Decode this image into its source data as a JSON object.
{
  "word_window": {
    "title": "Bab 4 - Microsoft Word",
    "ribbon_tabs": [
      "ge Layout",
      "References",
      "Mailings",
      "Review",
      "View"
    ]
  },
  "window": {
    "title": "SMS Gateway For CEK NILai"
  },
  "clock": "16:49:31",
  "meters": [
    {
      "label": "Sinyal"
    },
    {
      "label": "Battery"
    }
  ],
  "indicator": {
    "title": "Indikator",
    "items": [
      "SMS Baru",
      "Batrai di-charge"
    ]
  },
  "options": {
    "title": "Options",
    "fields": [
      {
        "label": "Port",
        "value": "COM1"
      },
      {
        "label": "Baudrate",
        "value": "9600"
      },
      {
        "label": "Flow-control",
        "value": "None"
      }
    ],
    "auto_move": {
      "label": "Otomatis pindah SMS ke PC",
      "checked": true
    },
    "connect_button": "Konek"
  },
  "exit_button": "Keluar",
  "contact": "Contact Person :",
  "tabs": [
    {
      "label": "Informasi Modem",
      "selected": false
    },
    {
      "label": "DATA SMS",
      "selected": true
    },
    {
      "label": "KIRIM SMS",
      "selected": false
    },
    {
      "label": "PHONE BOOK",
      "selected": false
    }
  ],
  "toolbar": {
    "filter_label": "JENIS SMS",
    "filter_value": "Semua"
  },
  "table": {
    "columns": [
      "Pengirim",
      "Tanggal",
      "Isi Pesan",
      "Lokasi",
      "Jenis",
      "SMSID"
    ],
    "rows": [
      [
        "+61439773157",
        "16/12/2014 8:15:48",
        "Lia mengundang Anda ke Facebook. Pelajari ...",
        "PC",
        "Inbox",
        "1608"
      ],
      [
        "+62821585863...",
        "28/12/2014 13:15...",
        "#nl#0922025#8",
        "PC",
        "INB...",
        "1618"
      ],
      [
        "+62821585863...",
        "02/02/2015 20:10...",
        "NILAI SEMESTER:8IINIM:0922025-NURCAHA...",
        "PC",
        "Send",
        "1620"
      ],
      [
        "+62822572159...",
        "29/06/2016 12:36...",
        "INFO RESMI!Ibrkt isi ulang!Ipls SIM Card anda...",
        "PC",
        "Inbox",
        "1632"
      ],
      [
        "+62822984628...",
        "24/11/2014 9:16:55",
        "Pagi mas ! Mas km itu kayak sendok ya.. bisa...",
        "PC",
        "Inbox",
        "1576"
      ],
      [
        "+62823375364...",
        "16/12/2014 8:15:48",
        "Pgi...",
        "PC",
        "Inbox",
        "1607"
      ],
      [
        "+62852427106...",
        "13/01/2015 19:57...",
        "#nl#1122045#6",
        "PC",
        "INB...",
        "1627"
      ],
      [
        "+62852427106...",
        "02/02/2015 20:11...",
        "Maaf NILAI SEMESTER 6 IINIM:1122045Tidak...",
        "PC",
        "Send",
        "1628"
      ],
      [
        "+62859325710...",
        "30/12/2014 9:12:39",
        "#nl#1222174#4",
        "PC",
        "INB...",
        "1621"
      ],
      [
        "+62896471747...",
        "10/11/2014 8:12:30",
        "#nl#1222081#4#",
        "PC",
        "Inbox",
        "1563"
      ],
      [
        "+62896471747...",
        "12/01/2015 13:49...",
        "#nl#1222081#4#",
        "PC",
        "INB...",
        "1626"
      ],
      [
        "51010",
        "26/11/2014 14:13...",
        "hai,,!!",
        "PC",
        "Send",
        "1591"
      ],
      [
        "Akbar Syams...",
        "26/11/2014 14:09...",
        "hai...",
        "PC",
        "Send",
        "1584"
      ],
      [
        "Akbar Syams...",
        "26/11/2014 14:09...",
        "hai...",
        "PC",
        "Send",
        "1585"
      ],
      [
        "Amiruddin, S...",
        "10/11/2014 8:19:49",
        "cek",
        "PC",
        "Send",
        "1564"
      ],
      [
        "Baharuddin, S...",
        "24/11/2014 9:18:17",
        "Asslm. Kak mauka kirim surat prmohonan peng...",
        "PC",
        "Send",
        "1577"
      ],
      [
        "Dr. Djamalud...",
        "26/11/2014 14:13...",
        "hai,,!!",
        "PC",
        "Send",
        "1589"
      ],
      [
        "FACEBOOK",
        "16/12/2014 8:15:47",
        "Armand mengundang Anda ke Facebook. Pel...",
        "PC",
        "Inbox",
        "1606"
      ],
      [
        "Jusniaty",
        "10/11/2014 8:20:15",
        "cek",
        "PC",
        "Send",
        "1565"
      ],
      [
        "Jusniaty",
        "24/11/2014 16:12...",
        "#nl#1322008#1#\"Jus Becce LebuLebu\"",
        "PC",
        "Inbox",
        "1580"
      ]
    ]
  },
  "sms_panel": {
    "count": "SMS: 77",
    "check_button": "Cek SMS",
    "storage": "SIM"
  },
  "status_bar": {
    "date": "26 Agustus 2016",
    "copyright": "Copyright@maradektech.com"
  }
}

※

_GIVEN TASK_.
Count every line in the data where the string "SEMESTER" occurs. Give nothing except the number.

_ANSWER FOR THE TASK_.
2